*AIM OF THE EXERCISE*. Please answer from the Python forum thread below: what does the flatten_dict() function return?

** start of SOURCE **

Also main() was not called in your code, due to indentation.

Edited by Gribouillis

0

Is it possible for you to elaborate on the output; I may not understand the complete output of the flatten_dict(). Thank for catching the indentation - I just debugged that just now.

Edited by Saran_1

1

The flatten_dict() function returns an iterable sequence of (key, value) pairs. You can turn this to a list of pairs with list(flatten_dict(root)).

A list of pairs L (or a iterable of pairs) can be transposed with zip(*L).

>>> L = [('A', 1), ('B', 2), ('C', 3), ('D', 4)]
>>> list(zip(*L))
[('A', 'B', 'C', 'D'), (1, 2, 3, 4)]
0

Ah, I see now. However, if there is duplicate set of items in a list; for example, using your example:

>>> L = [('A', 1), ('B', 2), ('C', 3), ('D', 4),('A', 5), ('B', 6), ('C', 7), ('D', 8)]

The analogy is that the key (header) is the same, but the values (row values are different is it best to use zip(*L).

My goal is that the the second set of values be written below the 1st; however the header should be only written once. Is it best to write out seaprate values adnd headers?

For example, I was thinking:

 root = ElementTree.XML(xml_string)

** end of SOURCE **
** start of ITEMS **

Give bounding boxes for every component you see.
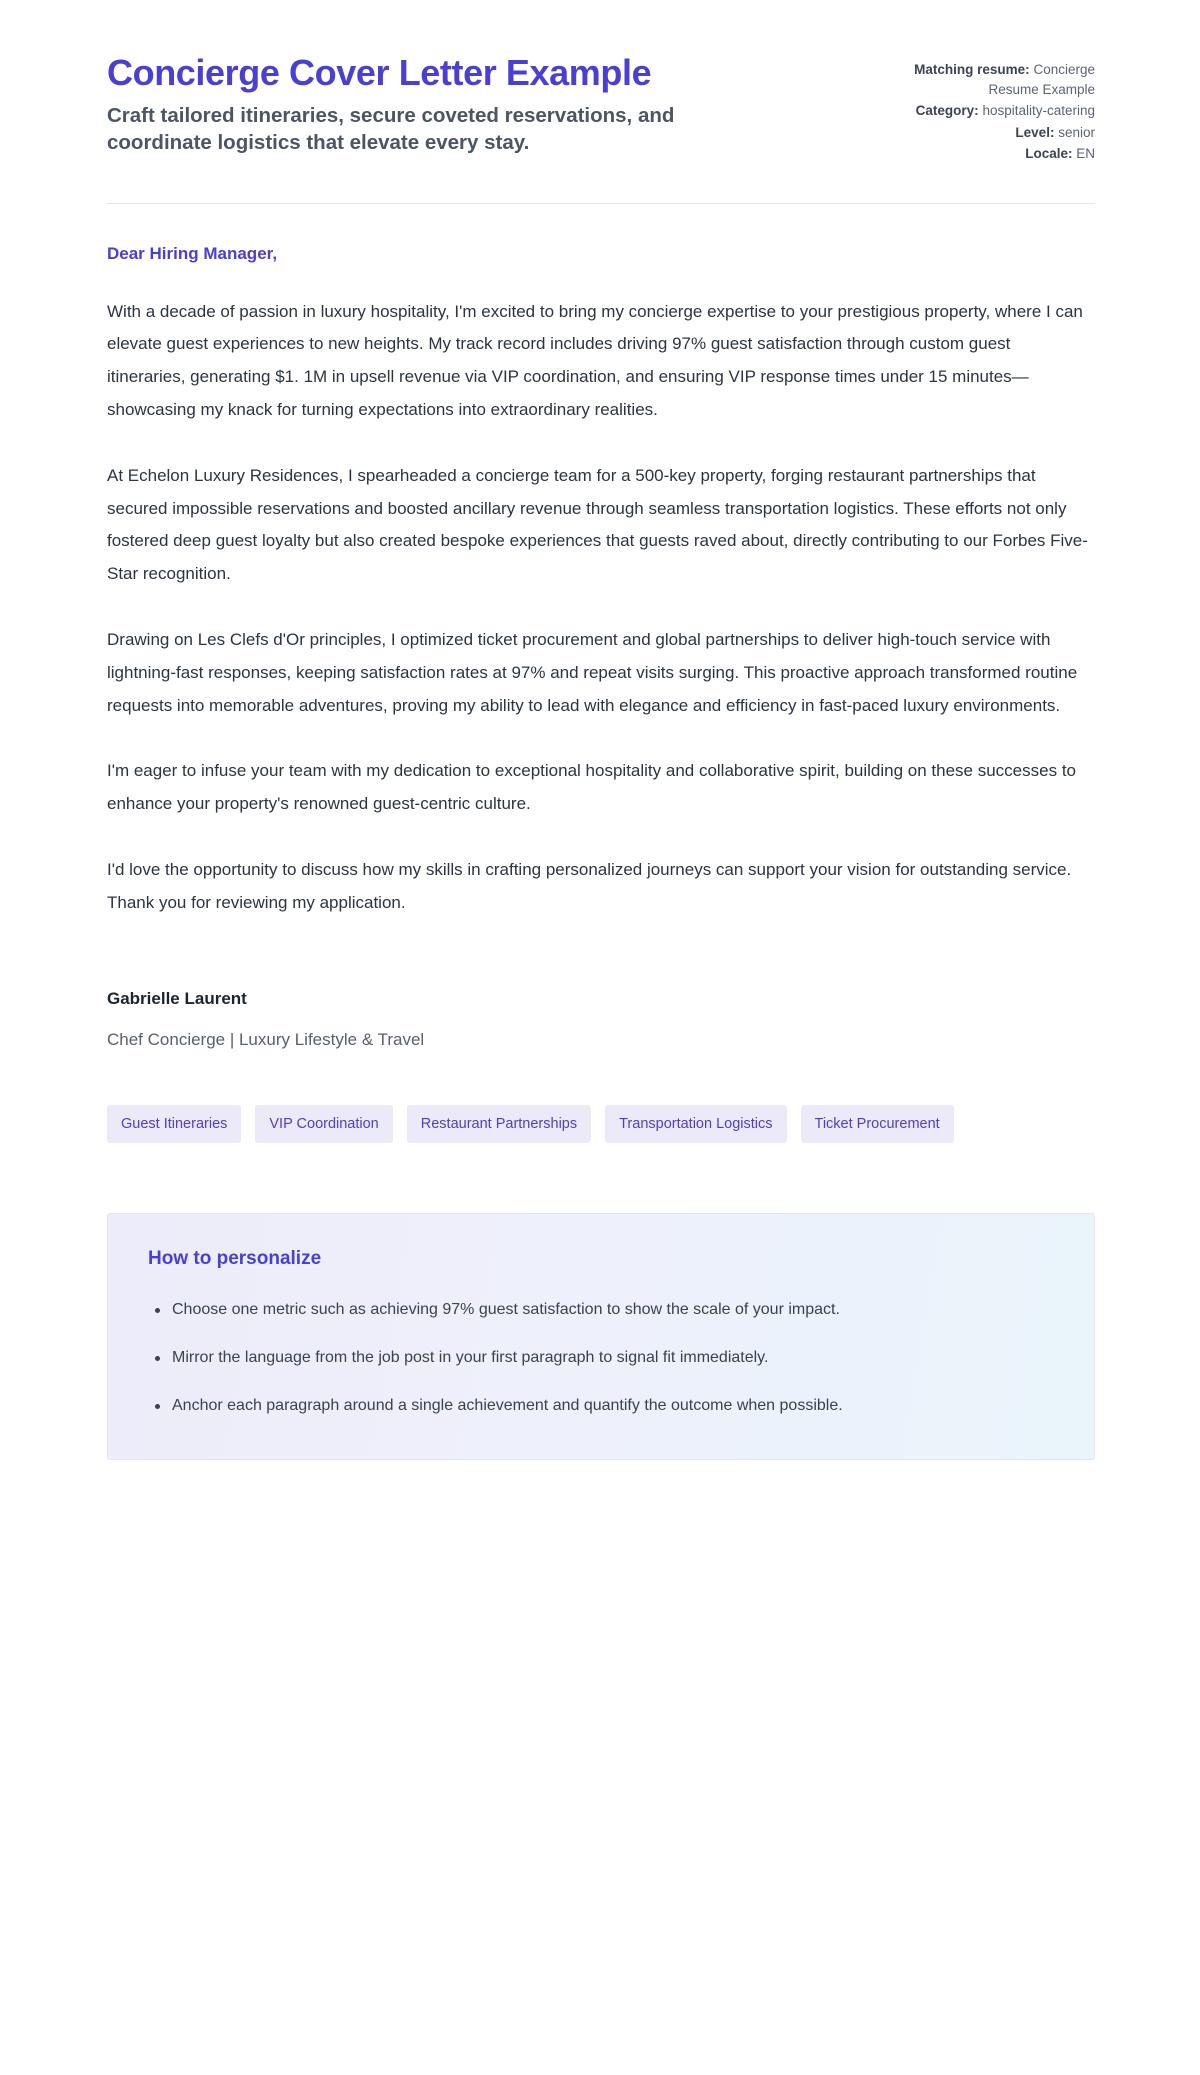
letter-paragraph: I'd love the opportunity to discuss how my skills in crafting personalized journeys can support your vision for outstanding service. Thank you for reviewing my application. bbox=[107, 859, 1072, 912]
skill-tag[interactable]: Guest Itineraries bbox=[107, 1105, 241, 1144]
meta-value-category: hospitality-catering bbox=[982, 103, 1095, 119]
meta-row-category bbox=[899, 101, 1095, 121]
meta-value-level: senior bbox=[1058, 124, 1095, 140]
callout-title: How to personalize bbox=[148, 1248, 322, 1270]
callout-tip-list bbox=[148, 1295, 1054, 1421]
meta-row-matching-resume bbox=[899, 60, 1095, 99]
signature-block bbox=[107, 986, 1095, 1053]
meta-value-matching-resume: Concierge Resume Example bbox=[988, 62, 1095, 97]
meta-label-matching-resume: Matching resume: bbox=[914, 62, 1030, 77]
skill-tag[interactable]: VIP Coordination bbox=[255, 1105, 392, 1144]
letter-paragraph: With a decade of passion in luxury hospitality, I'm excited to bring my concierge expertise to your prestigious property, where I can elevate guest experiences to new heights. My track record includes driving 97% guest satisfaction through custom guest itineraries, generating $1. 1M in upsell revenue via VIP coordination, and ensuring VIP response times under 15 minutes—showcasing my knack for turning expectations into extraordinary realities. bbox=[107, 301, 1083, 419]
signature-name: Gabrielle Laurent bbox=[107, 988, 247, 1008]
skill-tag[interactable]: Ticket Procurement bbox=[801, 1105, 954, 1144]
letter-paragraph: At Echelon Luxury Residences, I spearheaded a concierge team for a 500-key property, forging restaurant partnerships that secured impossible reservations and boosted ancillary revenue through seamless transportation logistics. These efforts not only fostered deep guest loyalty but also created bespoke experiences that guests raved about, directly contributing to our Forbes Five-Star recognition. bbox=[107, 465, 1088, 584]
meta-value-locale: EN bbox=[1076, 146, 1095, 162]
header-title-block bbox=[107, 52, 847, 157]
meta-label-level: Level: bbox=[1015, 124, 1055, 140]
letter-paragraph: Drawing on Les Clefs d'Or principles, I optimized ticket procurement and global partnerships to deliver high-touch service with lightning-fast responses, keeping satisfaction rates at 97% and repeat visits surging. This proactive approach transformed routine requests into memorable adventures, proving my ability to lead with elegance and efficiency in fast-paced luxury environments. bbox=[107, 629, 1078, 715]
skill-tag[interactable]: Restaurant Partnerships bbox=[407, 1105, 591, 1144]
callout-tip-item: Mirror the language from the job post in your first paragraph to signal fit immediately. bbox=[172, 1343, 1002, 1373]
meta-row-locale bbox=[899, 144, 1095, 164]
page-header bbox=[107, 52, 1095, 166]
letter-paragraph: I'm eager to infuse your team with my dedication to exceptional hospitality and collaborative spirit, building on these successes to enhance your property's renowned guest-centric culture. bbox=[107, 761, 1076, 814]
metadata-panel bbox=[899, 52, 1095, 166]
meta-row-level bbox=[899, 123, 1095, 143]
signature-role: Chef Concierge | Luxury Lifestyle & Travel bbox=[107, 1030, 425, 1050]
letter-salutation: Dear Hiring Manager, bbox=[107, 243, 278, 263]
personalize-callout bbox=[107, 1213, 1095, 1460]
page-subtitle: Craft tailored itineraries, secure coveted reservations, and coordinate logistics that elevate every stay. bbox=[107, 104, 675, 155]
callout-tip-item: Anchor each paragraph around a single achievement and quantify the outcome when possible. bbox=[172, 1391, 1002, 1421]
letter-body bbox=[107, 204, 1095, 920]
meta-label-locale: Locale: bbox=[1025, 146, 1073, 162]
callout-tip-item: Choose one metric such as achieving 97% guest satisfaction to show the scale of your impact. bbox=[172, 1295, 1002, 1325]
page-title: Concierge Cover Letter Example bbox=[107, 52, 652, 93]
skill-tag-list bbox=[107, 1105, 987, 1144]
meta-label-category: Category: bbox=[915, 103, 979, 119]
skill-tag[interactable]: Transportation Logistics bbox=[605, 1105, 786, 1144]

** end of ITEMS **

*CORRECT ANSWER*. An iterable sequence of (key, value) pairs.